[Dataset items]
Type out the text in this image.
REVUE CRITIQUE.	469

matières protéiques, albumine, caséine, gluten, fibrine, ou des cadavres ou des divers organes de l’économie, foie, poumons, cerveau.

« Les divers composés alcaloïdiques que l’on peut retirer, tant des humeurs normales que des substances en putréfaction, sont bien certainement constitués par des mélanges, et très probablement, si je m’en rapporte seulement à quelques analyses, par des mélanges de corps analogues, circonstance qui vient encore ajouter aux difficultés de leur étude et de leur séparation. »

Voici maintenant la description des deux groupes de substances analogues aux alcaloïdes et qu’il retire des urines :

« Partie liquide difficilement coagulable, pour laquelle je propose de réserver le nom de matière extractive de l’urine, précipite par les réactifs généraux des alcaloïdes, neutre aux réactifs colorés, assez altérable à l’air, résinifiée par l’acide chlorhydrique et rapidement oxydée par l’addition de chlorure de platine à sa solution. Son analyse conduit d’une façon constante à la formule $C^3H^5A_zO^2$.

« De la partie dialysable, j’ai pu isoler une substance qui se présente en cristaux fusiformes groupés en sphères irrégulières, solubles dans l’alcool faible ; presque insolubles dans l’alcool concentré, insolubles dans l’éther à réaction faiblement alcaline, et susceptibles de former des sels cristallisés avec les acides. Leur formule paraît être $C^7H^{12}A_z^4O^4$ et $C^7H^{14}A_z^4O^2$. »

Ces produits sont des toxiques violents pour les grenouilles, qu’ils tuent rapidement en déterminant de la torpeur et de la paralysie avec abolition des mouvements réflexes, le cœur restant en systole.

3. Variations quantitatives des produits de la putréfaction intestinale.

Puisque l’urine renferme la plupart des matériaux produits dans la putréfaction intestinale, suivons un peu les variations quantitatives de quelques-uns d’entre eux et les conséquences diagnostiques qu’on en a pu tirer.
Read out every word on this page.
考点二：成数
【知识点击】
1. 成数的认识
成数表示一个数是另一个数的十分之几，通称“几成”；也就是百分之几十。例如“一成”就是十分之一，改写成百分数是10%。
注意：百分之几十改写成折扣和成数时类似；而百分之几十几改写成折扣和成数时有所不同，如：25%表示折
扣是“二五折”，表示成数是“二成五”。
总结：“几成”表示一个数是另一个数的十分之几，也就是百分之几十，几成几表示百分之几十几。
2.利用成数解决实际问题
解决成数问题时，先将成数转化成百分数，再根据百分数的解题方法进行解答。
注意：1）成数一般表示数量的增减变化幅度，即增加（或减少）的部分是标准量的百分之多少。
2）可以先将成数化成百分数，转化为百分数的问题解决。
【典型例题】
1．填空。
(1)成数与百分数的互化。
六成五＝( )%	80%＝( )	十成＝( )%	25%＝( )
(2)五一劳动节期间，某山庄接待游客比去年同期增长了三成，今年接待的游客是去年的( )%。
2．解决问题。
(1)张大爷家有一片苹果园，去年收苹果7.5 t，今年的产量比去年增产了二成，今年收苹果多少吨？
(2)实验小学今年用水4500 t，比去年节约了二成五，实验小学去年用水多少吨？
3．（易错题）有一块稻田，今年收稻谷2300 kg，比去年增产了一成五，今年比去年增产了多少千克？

The problem: In the entries above, find lines with "analogues" and copy each.

Answer to this exercise:
« Les divers composés alcaloïdiques que l’on peut retirer, tant des humeurs normales que des substances en putréfaction, sont bien certainement constitués par des mélanges, et très probablement, si je m’en rapporte seulement à quelques analyses, par des mélanges de corps analogues, circonstance qui vient encore ajouter aux difficultés de leur étude et de leur séparation. »
Voici maintenant la description des deux groupes de substances analogues aux alcaloïdes et qu’il retire des urines :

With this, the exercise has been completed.